AIM OF THE EXERCISE: The data below should be printed in full, exactly, and without any of its images.

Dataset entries

>>

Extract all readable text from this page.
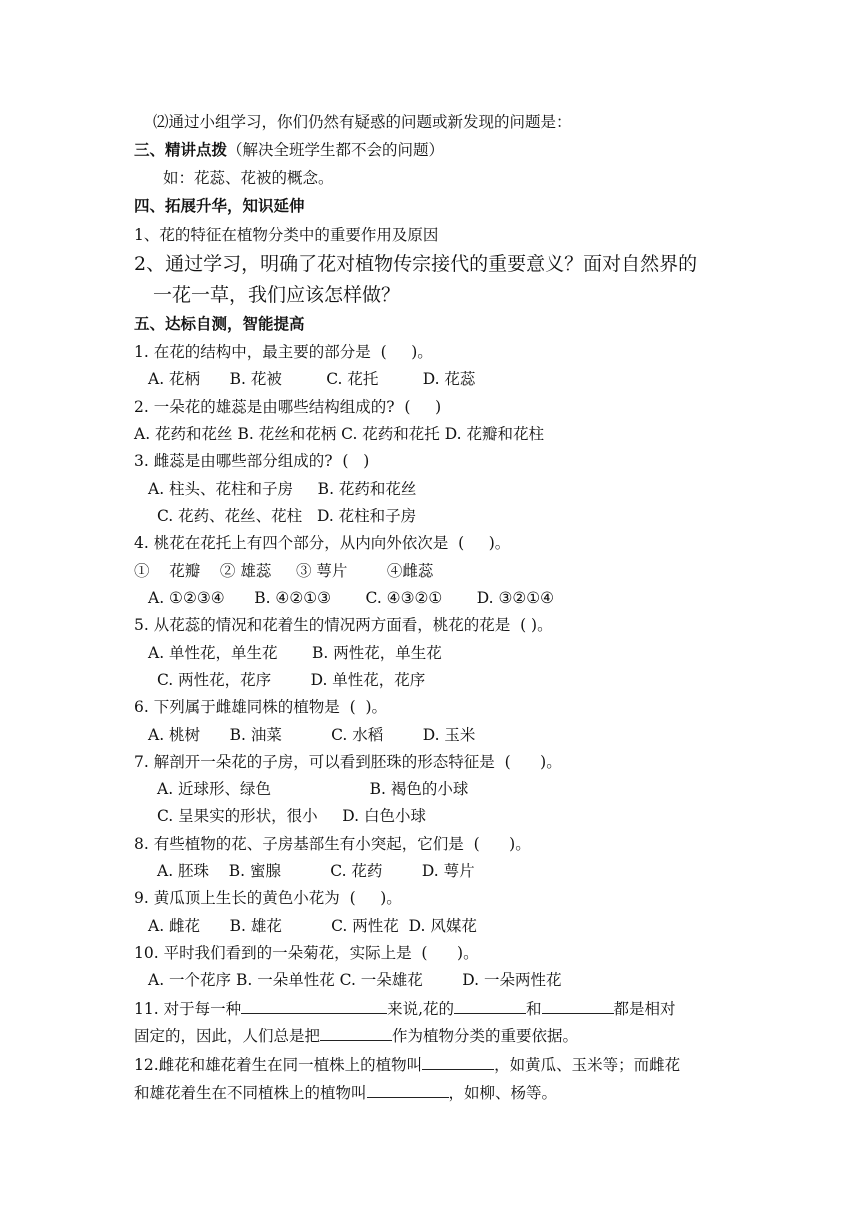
⑵通过小组学习，你们仍然有疑惑的问题或新发现的问题是：
三、精讲点拨（解决全班学生都不会的问题）
如：花蕊、花被的概念。
四、拓展升华，知识延伸
1、花的特征在植物分类中的重要作用及原因
2、通过学习，明确了花对植物传宗接代的重要意义？面对自然界的
一花一草，我们应该怎样做？
五、达标自测，智能提高
1. 在花的结构中，最主要的部分是  (     )。
A. 花柄      B. 花被         C. 花托         D. 花蕊
2. 一朵花的雄蕊是由哪些结构组成的?  (     )
A. 花药和花丝 B. 花丝和花柄 C. 花药和花托 D. 花瓣和花柱
3. 雌蕊是由哪些部分组成的?  (   )
A. 柱头、花柱和子房     B. 花药和花丝
C. 花药、花丝、花柱   D. 花柱和子房
4. 桃花在花托上有四个部分，从内向外依次是  (     )。
①    花瓣    ② 雄蕊     ③ 萼片        ④雌蕊
A. ①②③④      B. ④②①③       C. ④③②①       D. ③②①④
5. 从花蕊的情况和花着生的情况两方面看，桃花的花是  ( )。
A. 单性花，单生花       B. 两性花，单生花
C. 两性花，花序        D. 单性花，花序
6. 下列属于雌雄同株的植物是  (  )。
A. 桃树      B. 油菜          C. 水稻        D. 玉米
7. 解剖开一朵花的子房，可以看到胚珠的形态特征是  (      )。
A. 近球形、绿色                    B. 褐色的小球
C. 呈果实的形状，很小     D. 白色小球
8. 有些植物的花、子房基部生有小突起，它们是  (      )。
A. 胚珠    B. 蜜腺          C. 花药        D. 萼片
9. 黄瓜顶上生长的黄色小花为  (     )。
A. 雌花      B. 雄花          C. 两性花  D. 风媒花
10. 平时我们看到的一朵菊花，实际上是  (      )。
A. 一个花序 B. 一朵单性花 C. 一朵雄花        D. 一朵两性花
11. 对于每一种	来说,花的	和	都是相对
固定的，因此，人们总是把	作为植物分类的重要依据。
12.雌花和雄花着生在同一植株上的植物叫	，如黄瓜、玉米等；而雌花
和雄花着生在不同植株上的植物叫	，如柳、杨等。
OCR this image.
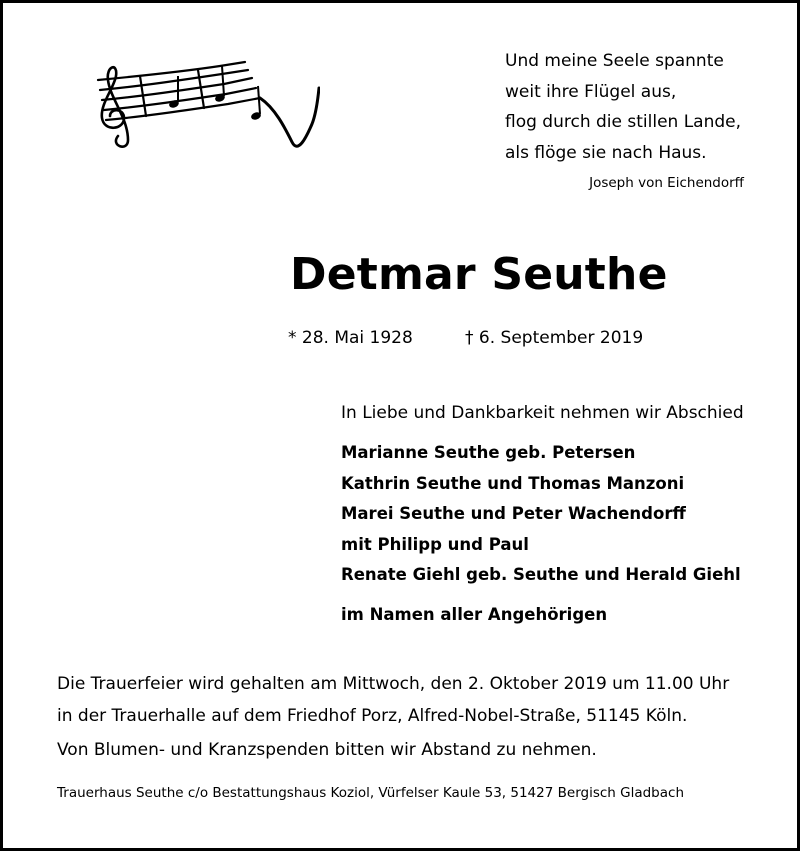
Und meine Seele spannte
weit ihre Flügel aus,
flog durch die stillen Lande,
als flöge sie nach Haus.
Joseph von Eichendorff
Detmar Seuthe
* 28. Mai 1928	† 6. September 2019
In Liebe und Dankbarkeit nehmen wir Abschied
Marianne Seuthe geb. Petersen
Kathrin Seuthe und Thomas Manzoni
Marei Seuthe und Peter Wachendorff
mit Philipp und Paul
Renate Giehl geb. Seuthe und Herald Giehl
im Namen aller Angehörigen
Die Trauerfeier wird gehalten am Mittwoch, den 2. Oktober 2019 um 11.00 Uhr
in der Trauerhalle auf dem Friedhof Porz, Alfred-Nobel-Straße, 51145 Köln.
Von Blumen- und Kranzspenden bitten wir Abstand zu nehmen.
Trauerhaus Seuthe c/o Bestattungshaus Koziol, Vürfelser Kaule 53, 51427 Bergisch Gladbach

<<

ANSWER TO THE TASK:
Extract all readable text from this page.
⑵通过小组学习，你们仍然有疑惑的问题或新发现的问题是：
三、精讲点拨（解决全班学生都不会的问题）
如：花蕊、花被的概念。
四、拓展升华，知识延伸
1、花的特征在植物分类中的重要作用及原因
2、通过学习，明确了花对植物传宗接代的重要意义？面对自然界的
一花一草，我们应该怎样做？
五、达标自测，智能提高
1. 在花的结构中，最主要的部分是  (     )。
A. 花柄      B. 花被         C. 花托         D. 花蕊
2. 一朵花的雄蕊是由哪些结构组成的?  (     )
A. 花药和花丝 B. 花丝和花柄 C. 花药和花托 D. 花瓣和花柱
3. 雌蕊是由哪些部分组成的?  (   )
A. 柱头、花柱和子房     B. 花药和花丝
C. 花药、花丝、花柱   D. 花柱和子房
4. 桃花在花托上有四个部分，从内向外依次是  (     )。
①    花瓣    ② 雄蕊     ③ 萼片        ④雌蕊
A. ①②③④      B. ④②①③       C. ④③②①       D. ③②①④
5. 从花蕊的情况和花着生的情况两方面看，桃花的花是  ( )。
A. 单性花，单生花       B. 两性花，单生花
C. 两性花，花序        D. 单性花，花序
6. 下列属于雌雄同株的植物是  (  )。
A. 桃树      B. 油菜          C. 水稻        D. 玉米
7. 解剖开一朵花的子房，可以看到胚珠的形态特征是  (      )。
A. 近球形、绿色                    B. 褐色的小球
C. 呈果实的形状，很小     D. 白色小球
8. 有些植物的花、子房基部生有小突起，它们是  (      )。
A. 胚珠    B. 蜜腺          C. 花药        D. 萼片
9. 黄瓜顶上生长的黄色小花为  (     )。
A. 雌花      B. 雄花          C. 两性花  D. 风媒花
10. 平时我们看到的一朵菊花，实际上是  (      )。
A. 一个花序 B. 一朵单性花 C. 一朵雄花        D. 一朵两性花
11. 对于每一种	来说,花的	和	都是相对
固定的，因此，人们总是把	作为植物分类的重要依据。
12.雌花和雄花着生在同一植株上的植物叫	，如黄瓜、玉米等；而雌花
和雄花着生在不同植株上的植物叫	，如柳、杨等。
OCR this image.
Und meine Seele spannte
weit ihre Flügel aus,
flog durch die stillen Lande,
als flöge sie nach Haus.
Joseph von Eichendorff
Detmar Seuthe
* 28. Mai 1928	† 6. September 2019
In Liebe und Dankbarkeit nehmen wir Abschied
Marianne Seuthe geb. Petersen
Kathrin Seuthe und Thomas Manzoni
Marei Seuthe und Peter Wachendorff
mit Philipp und Paul
Renate Giehl geb. Seuthe und Herald Giehl
im Namen aller Angehörigen
Die Trauerfeier wird gehalten am Mittwoch, den 2. Oktober 2019 um 11.00 Uhr
in der Trauerhalle auf dem Friedhof Porz, Alfred-Nobel-Straße, 51145 Köln.
Von Blumen- und Kranzspenden bitten wir Abstand zu nehmen.
Trauerhaus Seuthe c/o Bestattungshaus Koziol, Vürfelser Kaule 53, 51427 Bergisch Gladbach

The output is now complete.